— BEGIN —

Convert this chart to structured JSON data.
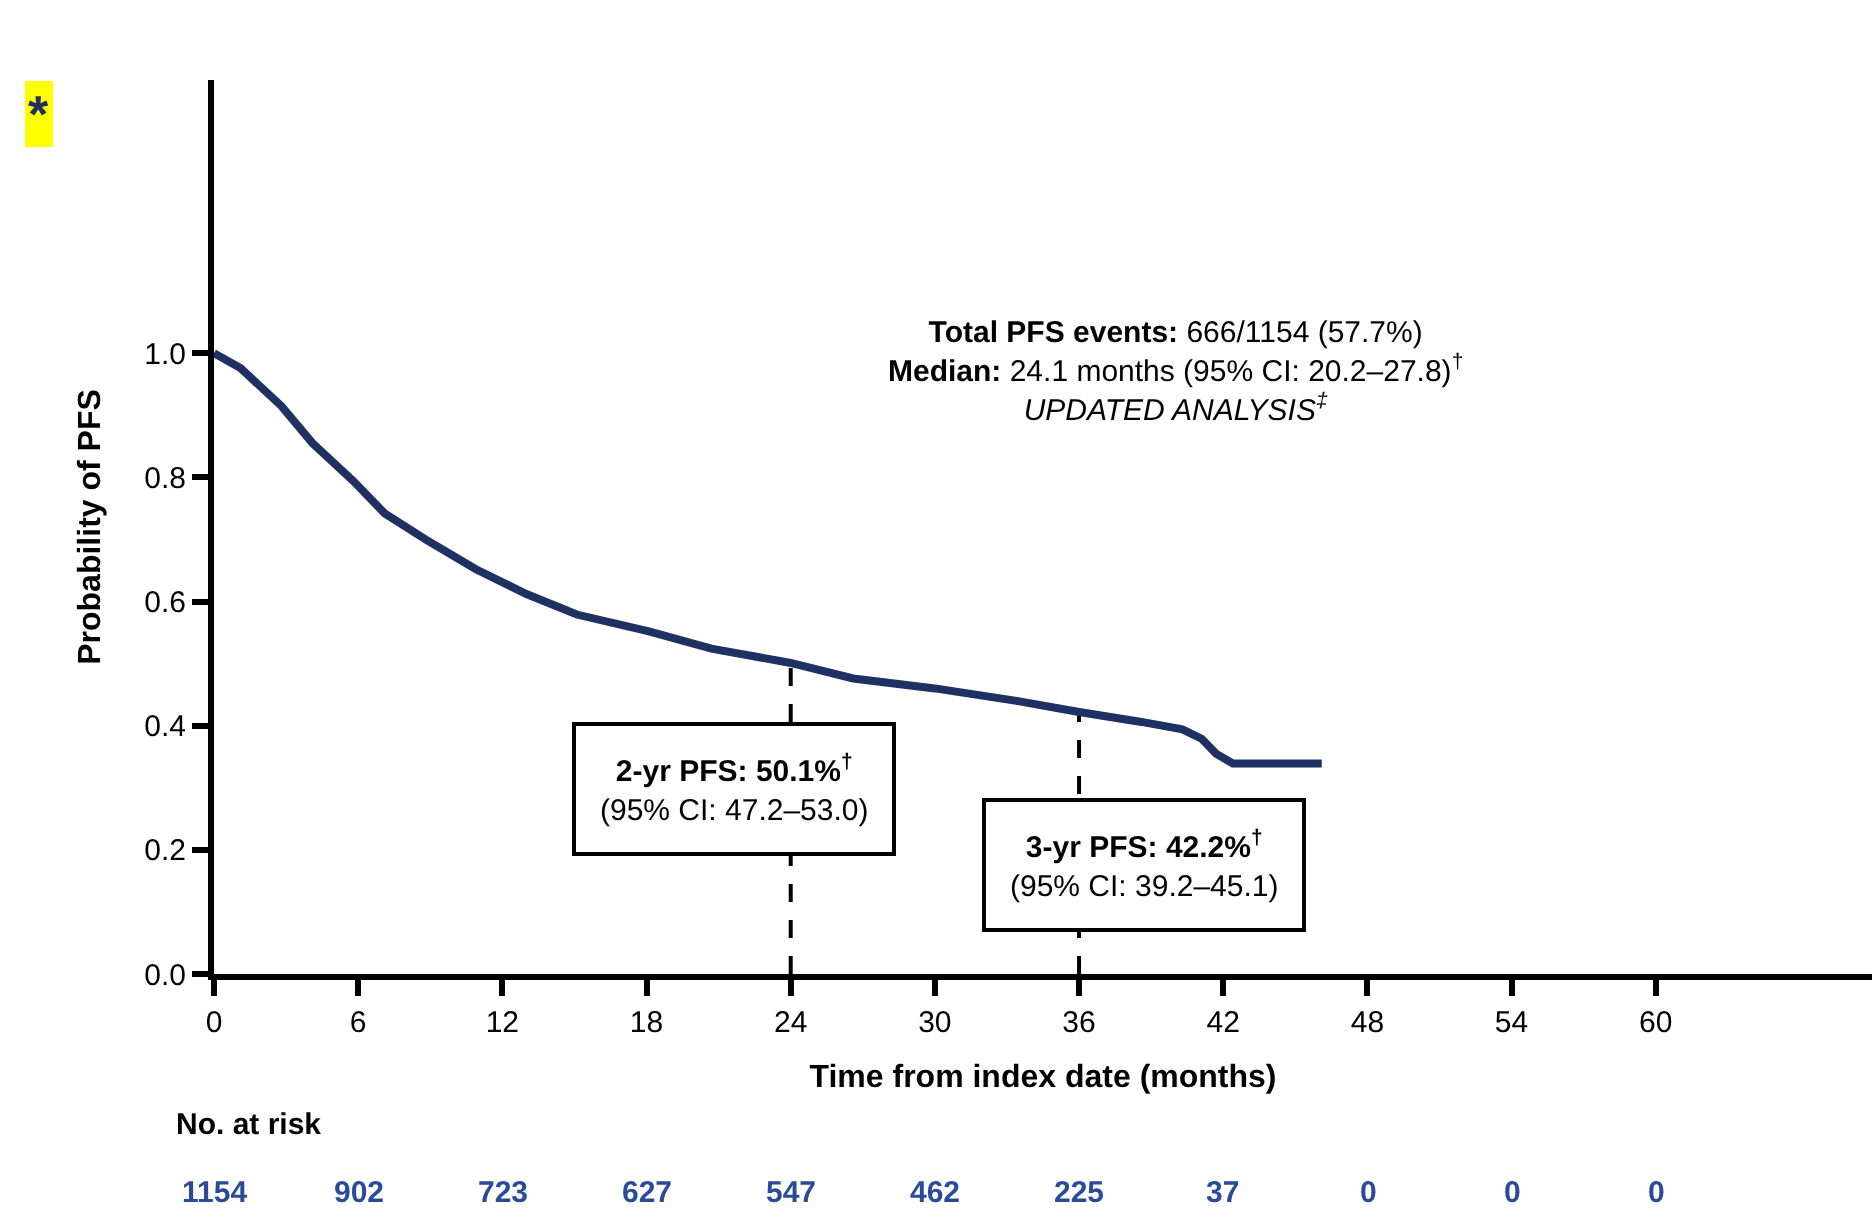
{
  "chart_data": {
    "type": "line",
    "color": "#1f3162",
    "x": [
      0,
      1.1,
      2.8,
      4.1,
      5.8,
      7.1,
      8.8,
      10.9,
      13,
      15.1,
      18.1,
      20.7,
      24,
      26.6,
      30,
      33.4,
      36,
      38.6,
      40.3,
      41.1,
      41.7,
      42.4,
      46.1
    ],
    "values": [
      1.0,
      0.976,
      0.915,
      0.855,
      0.794,
      0.742,
      0.7,
      0.652,
      0.612,
      0.579,
      0.552,
      0.524,
      0.501,
      0.476,
      0.46,
      0.44,
      0.422,
      0.406,
      0.394,
      0.379,
      0.355,
      0.339,
      0.339
    ],
    "xlabel": "Time from index date (months)",
    "ylabel": "Probability of PFS",
    "xlim": [
      0,
      69
    ],
    "xticks": [
      0,
      6,
      12,
      18,
      24,
      30,
      36,
      42,
      48,
      54,
      60
    ],
    "ylim": [
      0,
      1.44
    ],
    "yticks": [
      {
        "value": 0,
        "label": "0.0"
      },
      {
        "value": 0.2,
        "label": "0.2"
      },
      {
        "value": 0.4,
        "label": "0.4"
      },
      {
        "value": 0.6,
        "label": "0.6"
      },
      {
        "value": 0.8,
        "label": "0.8"
      },
      {
        "value": 1.0,
        "label": "1.0"
      }
    ],
    "ref_lines": [
      {
        "axis": "x",
        "value": 24,
        "line_style": "dashed"
      },
      {
        "axis": "x",
        "value": 36,
        "line_style": "dashed"
      }
    ],
    "annotations": [
      "*",
      "2-yr PFS: 50.1%$^{†}$\n(95% CI: 47.2–53.0)",
      "3-yr PFS: 42.2%$^{†}$\n(95% CI: 39.2–45.1)",
      "Total PFS events: 666/1154 (57.7%)\nMedian: 24.1 months (95% CI: 20.2–27.8)$^{†}$\nUPDATED ANALYSIS$^{‡}$",
      "No. at risk",
      "1154",
      "902",
      "723",
      "627",
      "547",
      "462",
      "225",
      "37",
      "0",
      "0",
      "0"
    ]
  }
}
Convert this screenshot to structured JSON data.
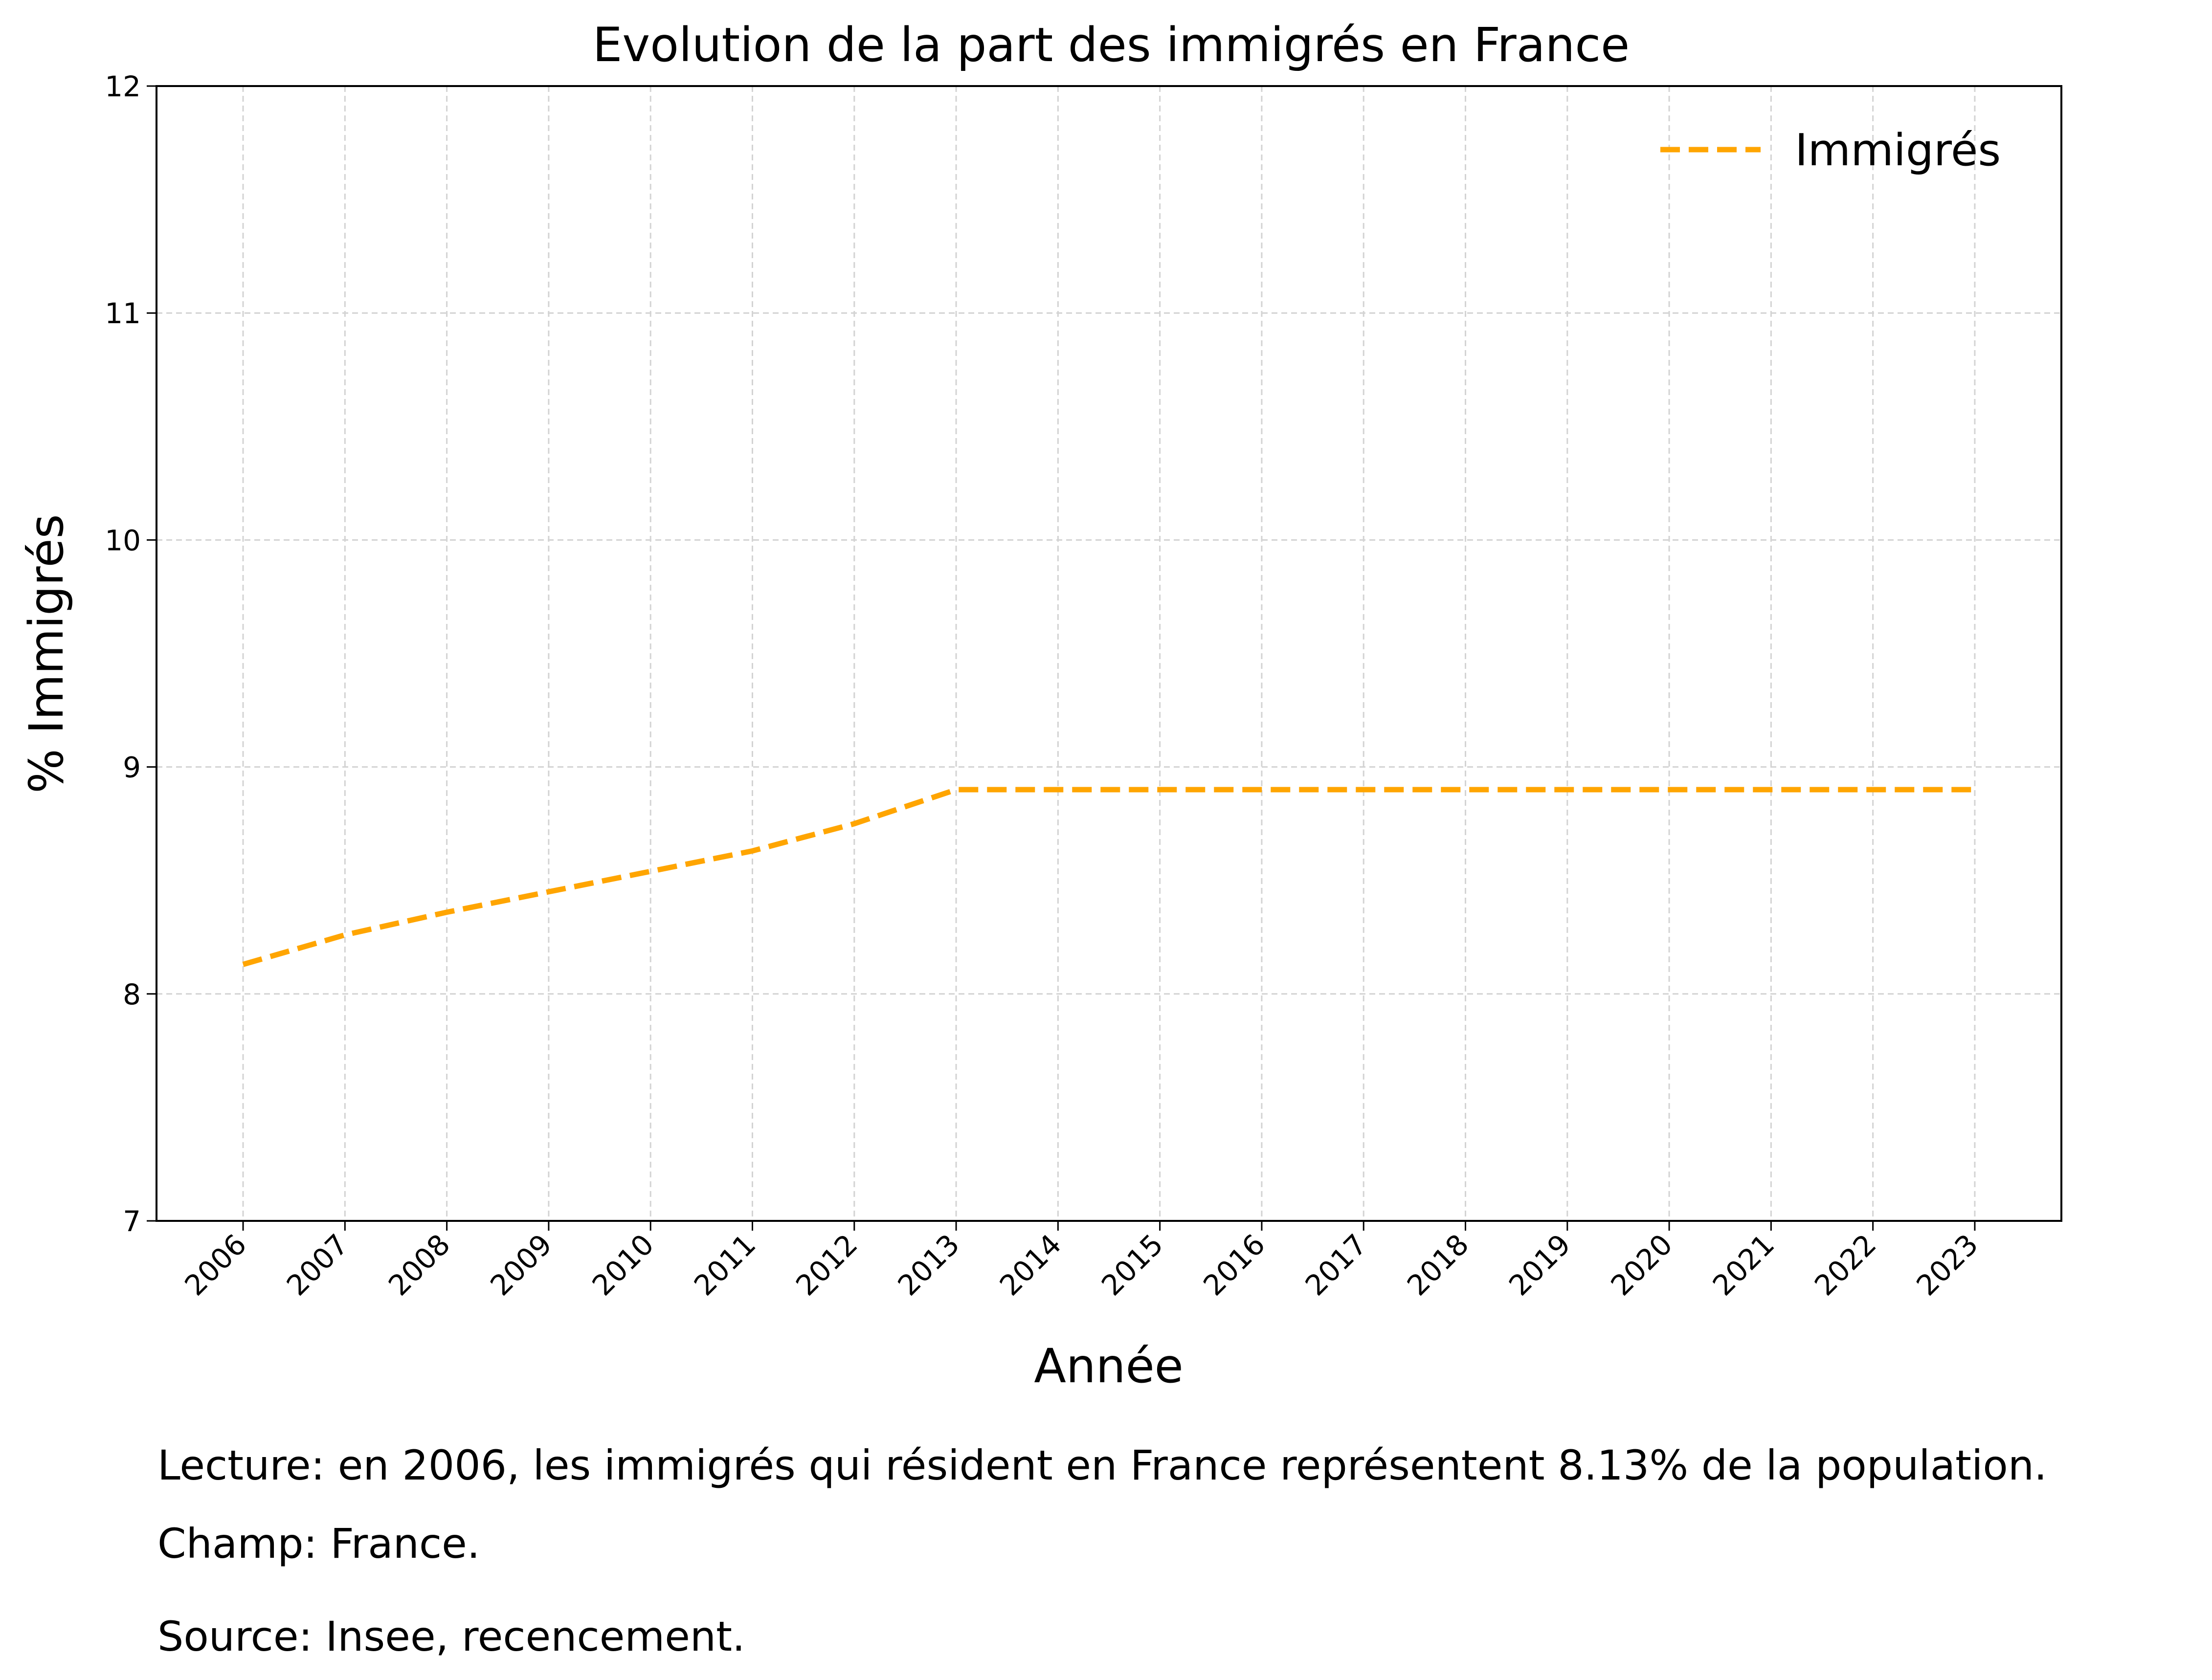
{
  "chart_data": {
    "type": "line",
    "title": "Evolution de la part des immigrés en France",
    "xlabel": "Année",
    "ylabel": "% Immigrés",
    "x": [
      2006,
      2007,
      2008,
      2009,
      2010,
      2011,
      2012,
      2013,
      2014,
      2015,
      2016,
      2017,
      2018,
      2019,
      2020,
      2021,
      2022,
      2023
    ],
    "series": [
      {
        "name": "Immigrés",
        "color": "#FFA500",
        "line_style": "dashed",
        "values": [
          8.13,
          8.26,
          8.36,
          8.45,
          8.54,
          8.63,
          8.75,
          8.9,
          8.9,
          8.9,
          8.9,
          8.9,
          8.9,
          8.9,
          8.9,
          8.9,
          8.9,
          8.9
        ]
      }
    ],
    "ylim": [
      7,
      12
    ],
    "yticks": [
      7,
      8,
      9,
      10,
      11,
      12
    ],
    "xticks": [
      "2006",
      "2007",
      "2008",
      "2009",
      "2010",
      "2011",
      "2012",
      "2013",
      "2014",
      "2015",
      "2016",
      "2017",
      "2018",
      "2019",
      "2020",
      "2021",
      "2022",
      "2023"
    ],
    "grid": true,
    "legend_position": "top-right"
  },
  "notes": {
    "lecture": "Lecture: en 2006, les immigrés qui résident en France représentent 8.13% de la population.",
    "champ": "Champ: France.",
    "source": "Source: Insee, recencement."
  },
  "colors": {
    "series": "#FFA500",
    "grid": "#d3d3d3",
    "axis": "#000000"
  }
}
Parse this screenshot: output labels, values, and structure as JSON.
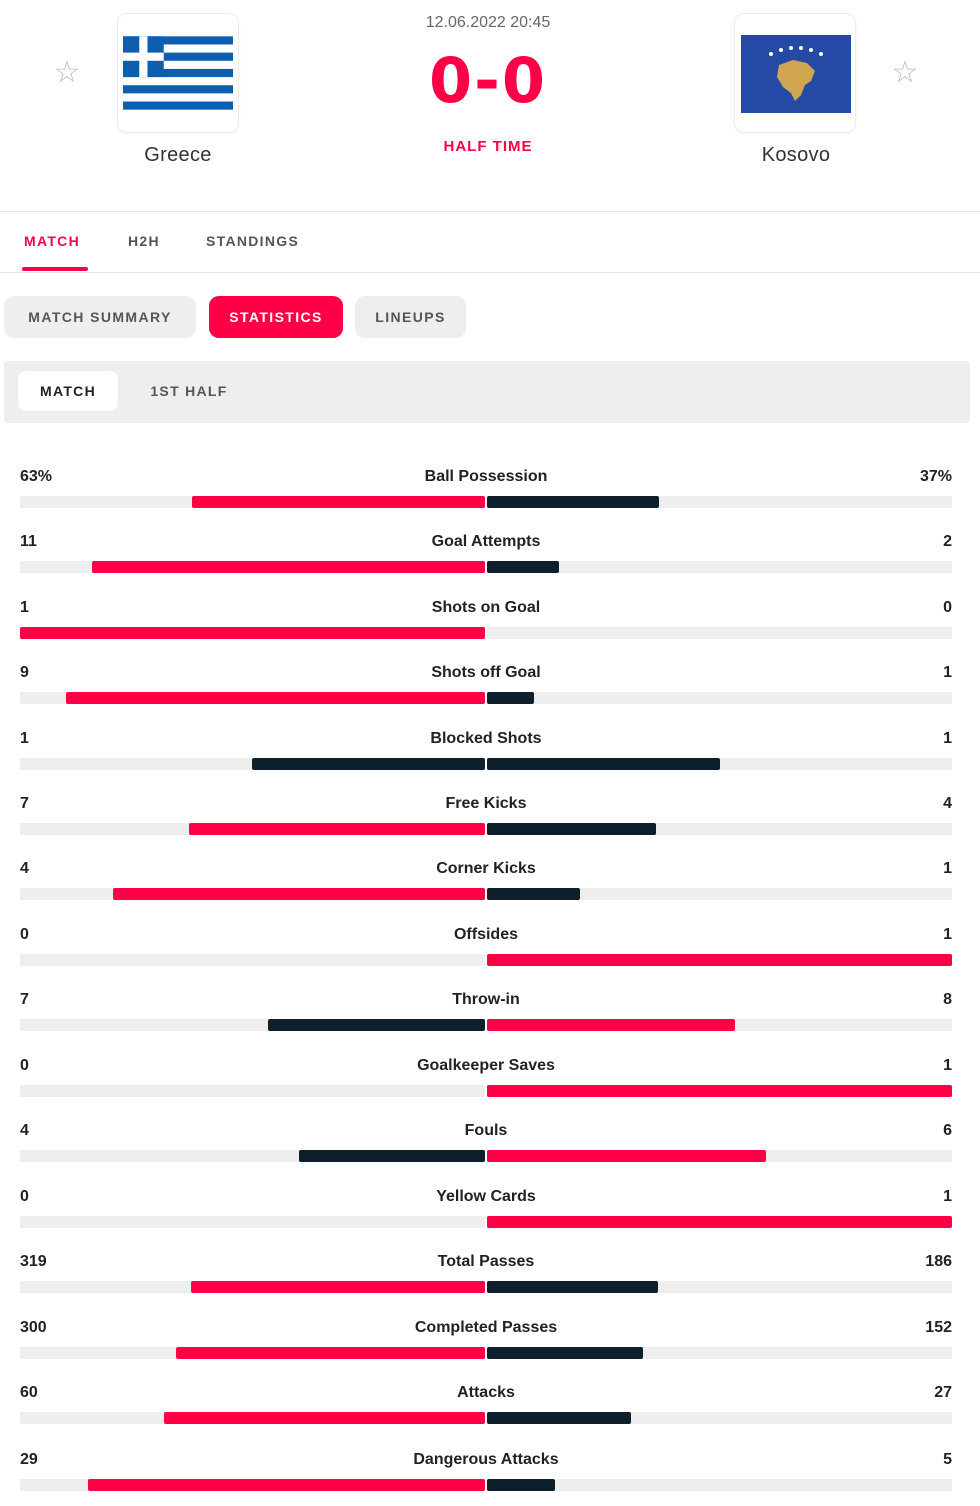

— END —

PROBLEM REQUIREMENTS: Would you mind returning each entry above word for word, skipping the images?

SOLUTION TO THE EXERCISE:
Convert this chart to structured JSON data.
{
  "chart_data": {
    "type": "line",
    "color": "#1f3162",
    "x": [
      0,
      1.1,
      2.8,
      4.1,
      5.8,
      7.1,
      8.8,
      10.9,
      13,
      15.1,
      18.1,
      20.7,
      24,
      26.6,
      30,
      33.4,
      36,
      38.6,
      40.3,
      41.1,
      41.7,
      42.4,
      46.1
    ],
    "values": [
      1.0,
      0.976,
      0.915,
      0.855,
      0.794,
      0.742,
      0.7,
      0.652,
      0.612,
      0.579,
      0.552,
      0.524,
      0.501,
      0.476,
      0.46,
      0.44,
      0.422,
      0.406,
      0.394,
      0.379,
      0.355,
      0.339,
      0.339
    ],
    "xlabel": "Time from index date (months)",
    "ylabel": "Probability of PFS",
    "xlim": [
      0,
      69
    ],
    "xticks": [
      0,
      6,
      12,
      18,
      24,
      30,
      36,
      42,
      48,
      54,
      60
    ],
    "ylim": [
      0,
      1.44
    ],
    "yticks": [
      {
        "value": 0,
        "label": "0.0"
      },
      {
        "value": 0.2,
        "label": "0.2"
      },
      {
        "value": 0.4,
        "label": "0.4"
      },
      {
        "value": 0.6,
        "label": "0.6"
      },
      {
        "value": 0.8,
        "label": "0.8"
      },
      {
        "value": 1.0,
        "label": "1.0"
      }
    ],
    "ref_lines": [
      {
        "axis": "x",
        "value": 24,
        "line_style": "dashed"
      },
      {
        "axis": "x",
        "value": 36,
        "line_style": "dashed"
      }
    ],
    "annotations": [
      "*",
      "2-yr PFS: 50.1%$^{†}$\n(95% CI: 47.2–53.0)",
      "3-yr PFS: 42.2%$^{†}$\n(95% CI: 39.2–45.1)",
      "Total PFS events: 666/1154 (57.7%)\nMedian: 24.1 months (95% CI: 20.2–27.8)$^{†}$\nUPDATED ANALYSIS$^{‡}$",
      "No. at risk",
      "1154",
      "902",
      "723",
      "627",
      "547",
      "462",
      "225",
      "37",
      "0",
      "0",
      "0"
    ]
  }
}
Convert this screenshot to structured JSON data.
{
  "chart_data": {
    "type": "line",
    "title": "Evolution de la part des immigrés en France",
    "xlabel": "Année",
    "ylabel": "% Immigrés",
    "x": [
      2006,
      2007,
      2008,
      2009,
      2010,
      2011,
      2012,
      2013,
      2014,
      2015,
      2016,
      2017,
      2018,
      2019,
      2020,
      2021,
      2022,
      2023
    ],
    "series": [
      {
        "name": "Immigrés",
        "color": "#FFA500",
        "line_style": "dashed",
        "values": [
          8.13,
          8.26,
          8.36,
          8.45,
          8.54,
          8.63,
          8.75,
          8.9,
          8.9,
          8.9,
          8.9,
          8.9,
          8.9,
          8.9,
          8.9,
          8.9,
          8.9,
          8.9
        ]
      }
    ],
    "ylim": [
      7,
      12
    ],
    "yticks": [
      7,
      8,
      9,
      10,
      11,
      12
    ],
    "xticks": [
      "2006",
      "2007",
      "2008",
      "2009",
      "2010",
      "2011",
      "2012",
      "2013",
      "2014",
      "2015",
      "2016",
      "2017",
      "2018",
      "2019",
      "2020",
      "2021",
      "2022",
      "2023"
    ],
    "grid": true,
    "legend_position": "top-right"
  },
  "notes": {
    "lecture": "Lecture: en 2006, les immigrés qui résident en France représentent 8.13% de la population.",
    "champ": "Champ: France.",
    "source": "Source: Insee, recencement."
  },
  "colors": {
    "series": "#FFA500",
    "grid": "#d3d3d3",
    "axis": "#000000"
  }
}
Parse this screenshot: output labels, values, and structure as JSON.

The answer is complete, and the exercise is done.